SELECTED PASSAGE →
----------
ML ‹Synchronized.change Phi_Syntax.semantic_oprs (Symtab.update (\<^const_name>‹if›, 3))›



subsection ‹Loops›
 
lemma "__DoWhile__rule_φapp":
  " 𝗉𝗋𝗈𝖼 body ⦃ X x 𝗌𝗎𝖻𝗃 x. P x ⟼ (∃*x'. 𝗏𝖺𝗅 P x' ⦂ 𝔹❟ X x') ⦄ 𝗍𝗁𝗋𝗈𝗐𝗌 E
⟹ 𝗉𝗋𝗈𝖼 op_do_while body ⦃ X x 𝗌𝗎𝖻𝗃 x. P x ⟼ X x' 𝗌𝗎𝖻𝗃 x'. ¬ P x' ⦄ 𝗍𝗁𝗋𝗈𝗐𝗌 E "
  unfolding op_do_while_def φProcedure_def
  apply (simp add: less_eq_BI_iff LooseState_expn')
  apply (rule allI impI conjI)+
  subgoal for comp R s
  apply (rotate_tac 2)
    apply (induct body comp s rule: SemDoWhile.induct;
           clarsimp simp add: times_list_def INTERP_SPEC)
----------
EXERCISE INPUT →

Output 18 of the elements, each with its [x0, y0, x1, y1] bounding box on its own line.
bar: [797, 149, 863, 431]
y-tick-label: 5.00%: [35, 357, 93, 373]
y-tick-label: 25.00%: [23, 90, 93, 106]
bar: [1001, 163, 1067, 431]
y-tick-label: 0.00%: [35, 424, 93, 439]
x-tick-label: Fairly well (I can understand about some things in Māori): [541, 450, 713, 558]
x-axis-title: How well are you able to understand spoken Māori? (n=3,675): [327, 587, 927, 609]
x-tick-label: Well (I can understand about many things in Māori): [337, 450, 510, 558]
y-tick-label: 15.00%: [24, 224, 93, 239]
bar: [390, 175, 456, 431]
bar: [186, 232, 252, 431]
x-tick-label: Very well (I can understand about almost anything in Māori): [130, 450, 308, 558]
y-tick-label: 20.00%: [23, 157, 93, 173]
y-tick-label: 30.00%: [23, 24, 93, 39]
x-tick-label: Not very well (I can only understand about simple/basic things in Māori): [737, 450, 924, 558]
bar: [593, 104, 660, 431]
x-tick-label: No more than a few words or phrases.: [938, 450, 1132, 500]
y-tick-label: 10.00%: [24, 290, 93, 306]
----------
PROBLEM 1 →
Transcribe the Loops passage between "ML ‹Synchronized.change Phi_Syntax.semantic_oprs" and "apply (rotate_tac 2)", inclusive.
PROBLEM 2 →
Restate word for word the lines of the entries from their start through the line holding "x-tick-label: Fairly well", inclusive.

ANSWER 1 →
ML ‹Synchronized.change Phi_Syntax.semantic_oprs (Symtab.update (\<^const_name>‹if›, 3))›



subsection ‹Loops›
 
lemma "__DoWhile__rule_φapp":
  " 𝗉𝗋𝗈𝖼 body ⦃ X x 𝗌𝗎𝖻𝗃 x. P x ⟼ (∃*x'. 𝗏𝖺𝗅 P x' ⦂ 𝔹❟ X x') ⦄ 𝗍𝗁𝗋𝗈𝗐𝗌 E
⟹ 𝗉𝗋𝗈𝖼 op_do_while body ⦃ X x 𝗌𝗎𝖻𝗃 x. P x ⟼ X x' 𝗌𝗎𝖻𝗃 x'. ¬ P x' ⦄ 𝗍𝗁𝗋𝗈𝗐𝗌 E "
  unfolding op_do_while_def φProcedure_def
  apply (simp add: less_eq_BI_iff LooseState_expn')
  apply (rule allI impI conjI)+
  subgoal for comp R s
  apply (rotate_tac 2)

ANSWER 2 →
Output 18 of the elements, each with its [x0, y0, x1, y1] bounding box on its own line.
bar: [797, 149, 863, 431]
y-tick-label: 5.00%: [35, 357, 93, 373]
y-tick-label: 25.00%: [23, 90, 93, 106]
bar: [1001, 163, 1067, 431]
y-tick-label: 0.00%: [35, 424, 93, 439]
x-tick-label: Fairly well (I can understand about some things in Māori): [541, 450, 713, 558]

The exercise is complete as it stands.